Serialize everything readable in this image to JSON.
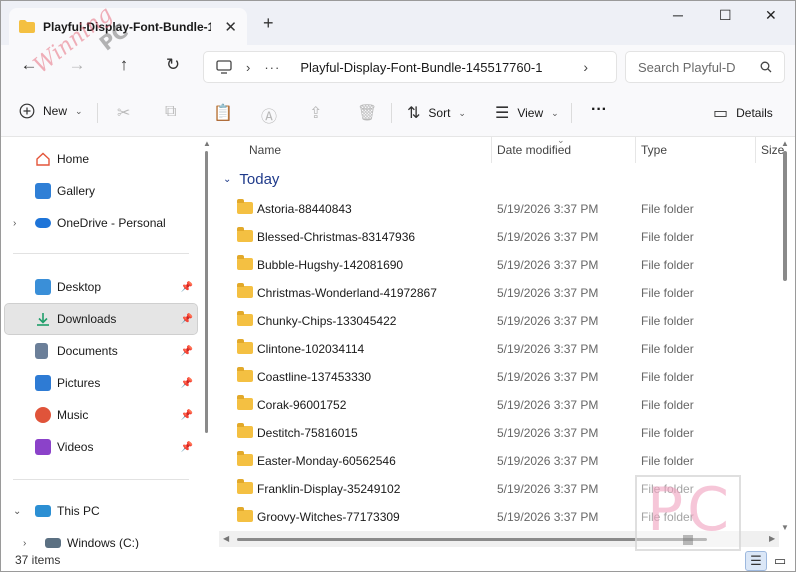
{
  "window": {
    "tab_title": "Playful-Display-Font-Bundle-1",
    "tab_close": "✕",
    "new_tab": "+",
    "minimize": "─",
    "maximize": "☐",
    "close": "✕"
  },
  "nav": {
    "back": "←",
    "forward": "→",
    "up": "↑",
    "refresh": "↻",
    "path_sep": "›",
    "path_ellipsis": "···",
    "path": "Playful-Display-Font-Bundle-145517760-1",
    "path_chevron": "›",
    "search_placeholder": "Search Playful-D"
  },
  "toolbar": {
    "new_label": "New",
    "sort_label": "Sort",
    "view_label": "View",
    "more_label": "···",
    "details_label": "Details"
  },
  "sidebar": {
    "items": [
      {
        "label": "Home",
        "icon": "home-icon",
        "color": "#e4553a"
      },
      {
        "label": "Gallery",
        "icon": "gallery-icon",
        "color": "#2f7fd6"
      },
      {
        "label": "OneDrive - Personal",
        "icon": "cloud-icon",
        "color": "#1e74d8"
      },
      {
        "label": "Desktop",
        "icon": "desktop-icon",
        "color": "#3a8fd8"
      },
      {
        "label": "Downloads",
        "icon": "download-icon",
        "color": "#1f9e6a"
      },
      {
        "label": "Documents",
        "icon": "document-icon",
        "color": "#6b7f99"
      },
      {
        "label": "Pictures",
        "icon": "pictures-icon",
        "color": "#2e7bd4"
      },
      {
        "label": "Music",
        "icon": "music-icon",
        "color": "#e0543a"
      },
      {
        "label": "Videos",
        "icon": "video-icon",
        "color": "#8b42c9"
      },
      {
        "label": "This PC",
        "icon": "computer-icon",
        "color": "#2c8fd3"
      },
      {
        "label": "Windows (C:)",
        "icon": "drive-icon",
        "color": "#5b7082"
      }
    ]
  },
  "columns": {
    "name": "Name",
    "date": "Date modified",
    "type": "Type",
    "size": "Size"
  },
  "group": {
    "label": "Today"
  },
  "files": [
    {
      "name": "Astoria-88440843",
      "date": "5/19/2026 3:37 PM",
      "type": "File folder"
    },
    {
      "name": "Blessed-Christmas-83147936",
      "date": "5/19/2026 3:37 PM",
      "type": "File folder"
    },
    {
      "name": "Bubble-Hugshy-142081690",
      "date": "5/19/2026 3:37 PM",
      "type": "File folder"
    },
    {
      "name": "Christmas-Wonderland-41972867",
      "date": "5/19/2026 3:37 PM",
      "type": "File folder"
    },
    {
      "name": "Chunky-Chips-133045422",
      "date": "5/19/2026 3:37 PM",
      "type": "File folder"
    },
    {
      "name": "Clintone-102034114",
      "date": "5/19/2026 3:37 PM",
      "type": "File folder"
    },
    {
      "name": "Coastline-137453330",
      "date": "5/19/2026 3:37 PM",
      "type": "File folder"
    },
    {
      "name": "Corak-96001752",
      "date": "5/19/2026 3:37 PM",
      "type": "File folder"
    },
    {
      "name": "Destitch-75816015",
      "date": "5/19/2026 3:37 PM",
      "type": "File folder"
    },
    {
      "name": "Easter-Monday-60562546",
      "date": "5/19/2026 3:37 PM",
      "type": "File folder"
    },
    {
      "name": "Franklin-Display-35249102",
      "date": "5/19/2026 3:37 PM",
      "type": "File folder"
    },
    {
      "name": "Groovy-Witches-77173309",
      "date": "5/19/2026 3:37 PM",
      "type": "File folder"
    }
  ],
  "status": {
    "item_count": "37 items"
  },
  "watermark": {
    "text": "Winning",
    "brand": "PC",
    "logo": "PC"
  }
}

• • •

Task prompt: Scan the material above. Copy each line where "Bundle" occurs.

Problem solution:
    "tab_title": "Playful-Display-Font-Bundle-1",
    "path": "Playful-Display-Font-Bundle-145517760-1",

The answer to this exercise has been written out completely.